Data excerpts:

▬▬▬▬▬▬

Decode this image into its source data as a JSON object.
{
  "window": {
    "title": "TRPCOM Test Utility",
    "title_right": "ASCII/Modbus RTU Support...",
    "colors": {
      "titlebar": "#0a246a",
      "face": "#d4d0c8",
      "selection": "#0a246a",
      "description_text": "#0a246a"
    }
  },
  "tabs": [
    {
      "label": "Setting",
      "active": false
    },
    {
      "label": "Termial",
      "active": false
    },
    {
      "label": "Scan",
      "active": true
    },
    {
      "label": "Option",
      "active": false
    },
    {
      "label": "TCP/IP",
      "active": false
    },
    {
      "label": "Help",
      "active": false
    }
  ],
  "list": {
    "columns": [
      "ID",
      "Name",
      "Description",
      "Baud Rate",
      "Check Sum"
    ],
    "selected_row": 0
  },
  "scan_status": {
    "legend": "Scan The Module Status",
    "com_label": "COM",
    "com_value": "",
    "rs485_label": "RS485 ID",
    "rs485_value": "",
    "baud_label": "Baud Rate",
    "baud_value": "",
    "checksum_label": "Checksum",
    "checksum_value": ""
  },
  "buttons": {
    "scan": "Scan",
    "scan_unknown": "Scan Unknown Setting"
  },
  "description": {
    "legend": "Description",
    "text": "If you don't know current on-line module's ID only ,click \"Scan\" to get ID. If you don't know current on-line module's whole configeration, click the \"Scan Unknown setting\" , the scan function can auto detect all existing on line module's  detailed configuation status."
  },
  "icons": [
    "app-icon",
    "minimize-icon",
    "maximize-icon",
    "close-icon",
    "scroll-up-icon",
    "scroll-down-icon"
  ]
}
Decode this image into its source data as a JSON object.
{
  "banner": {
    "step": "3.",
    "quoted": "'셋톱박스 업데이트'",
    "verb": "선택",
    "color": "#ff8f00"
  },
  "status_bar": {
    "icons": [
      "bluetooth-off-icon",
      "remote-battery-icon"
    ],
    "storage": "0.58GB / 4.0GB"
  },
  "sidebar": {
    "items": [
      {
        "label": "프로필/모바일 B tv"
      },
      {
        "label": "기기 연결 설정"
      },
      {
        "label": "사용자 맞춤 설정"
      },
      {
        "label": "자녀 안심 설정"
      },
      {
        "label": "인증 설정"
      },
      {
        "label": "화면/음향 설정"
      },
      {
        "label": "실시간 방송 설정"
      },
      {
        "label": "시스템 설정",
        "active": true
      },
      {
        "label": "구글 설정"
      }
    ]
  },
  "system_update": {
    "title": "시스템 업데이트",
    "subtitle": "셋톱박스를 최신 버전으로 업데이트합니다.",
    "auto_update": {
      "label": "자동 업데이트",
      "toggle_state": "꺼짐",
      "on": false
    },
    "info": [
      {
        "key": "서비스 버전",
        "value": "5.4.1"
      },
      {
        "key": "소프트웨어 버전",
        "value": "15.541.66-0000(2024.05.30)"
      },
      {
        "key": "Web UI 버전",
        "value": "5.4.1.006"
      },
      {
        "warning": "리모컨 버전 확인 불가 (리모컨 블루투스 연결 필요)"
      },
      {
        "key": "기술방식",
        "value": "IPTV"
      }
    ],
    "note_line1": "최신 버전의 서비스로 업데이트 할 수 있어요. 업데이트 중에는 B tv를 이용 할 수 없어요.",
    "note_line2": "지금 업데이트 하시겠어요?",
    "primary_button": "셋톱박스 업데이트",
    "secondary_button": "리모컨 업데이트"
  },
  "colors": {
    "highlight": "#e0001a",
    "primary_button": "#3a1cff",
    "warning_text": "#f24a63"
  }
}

▬▬▬▬▬▬

• [AIM OF THE EXERCISE]: Above are some records; extract every one of them exactly.

• [EXERCISE ANSWER]:
Decode this image into its source data as a JSON object.
{
  "window": {
    "title": "TRPCOM Test Utility",
    "title_right": "ASCII/Modbus RTU Support...",
    "colors": {
      "titlebar": "#0a246a",
      "face": "#d4d0c8",
      "selection": "#0a246a",
      "description_text": "#0a246a"
    }
  },
  "tabs": [
    {
      "label": "Setting",
      "active": false
    },
    {
      "label": "Termial",
      "active": false
    },
    {
      "label": "Scan",
      "active": true
    },
    {
      "label": "Option",
      "active": false
    },
    {
      "label": "TCP/IP",
      "active": false
    },
    {
      "label": "Help",
      "active": false
    }
  ],
  "list": {
    "columns": [
      "ID",
      "Name",
      "Description",
      "Baud Rate",
      "Check Sum"
    ],
    "selected_row": 0
  },
  "scan_status": {
    "legend": "Scan The Module Status",
    "com_label": "COM",
    "com_value": "",
    "rs485_label": "RS485 ID",
    "rs485_value": "",
    "baud_label": "Baud Rate",
    "baud_value": "",
    "checksum_label": "Checksum",
    "checksum_value": ""
  },
  "buttons": {
    "scan": "Scan",
    "scan_unknown": "Scan Unknown Setting"
  },
  "description": {
    "legend": "Description",
    "text": "If you don't know current on-line module's ID only ,click \"Scan\" to get ID. If you don't know current on-line module's whole configeration, click the \"Scan Unknown setting\" , the scan function can auto detect all existing on line module's  detailed configuation status."
  },
  "icons": [
    "app-icon",
    "minimize-icon",
    "maximize-icon",
    "close-icon",
    "scroll-up-icon",
    "scroll-down-icon"
  ]
}
Decode this image into its source data as a JSON object.
{
  "banner": {
    "step": "3.",
    "quoted": "'셋톱박스 업데이트'",
    "verb": "선택",
    "color": "#ff8f00"
  },
  "status_bar": {
    "icons": [
      "bluetooth-off-icon",
      "remote-battery-icon"
    ],
    "storage": "0.58GB / 4.0GB"
  },
  "sidebar": {
    "items": [
      {
        "label": "프로필/모바일 B tv"
      },
      {
        "label": "기기 연결 설정"
      },
      {
        "label": "사용자 맞춤 설정"
      },
      {
        "label": "자녀 안심 설정"
      },
      {
        "label": "인증 설정"
      },
      {
        "label": "화면/음향 설정"
      },
      {
        "label": "실시간 방송 설정"
      },
      {
        "label": "시스템 설정",
        "active": true
      },
      {
        "label": "구글 설정"
      }
    ]
  },
  "system_update": {
    "title": "시스템 업데이트",
    "subtitle": "셋톱박스를 최신 버전으로 업데이트합니다.",
    "auto_update": {
      "label": "자동 업데이트",
      "toggle_state": "꺼짐",
      "on": false
    },
    "info": [
      {
        "key": "서비스 버전",
        "value": "5.4.1"
      },
      {
        "key": "소프트웨어 버전",
        "value": "15.541.66-0000(2024.05.30)"
      },
      {
        "key": "Web UI 버전",
        "value": "5.4.1.006"
      },
      {
        "warning": "리모컨 버전 확인 불가 (리모컨 블루투스 연결 필요)"
      },
      {
        "key": "기술방식",
        "value": "IPTV"
      }
    ],
    "note_line1": "최신 버전의 서비스로 업데이트 할 수 있어요. 업데이트 중에는 B tv를 이용 할 수 없어요.",
    "note_line2": "지금 업데이트 하시겠어요?",
    "primary_button": "셋톱박스 업데이트",
    "secondary_button": "리모컨 업데이트"
  },
  "colors": {
    "highlight": "#e0001a",
    "primary_button": "#3a1cff",
    "warning_text": "#f24a63"
  }
}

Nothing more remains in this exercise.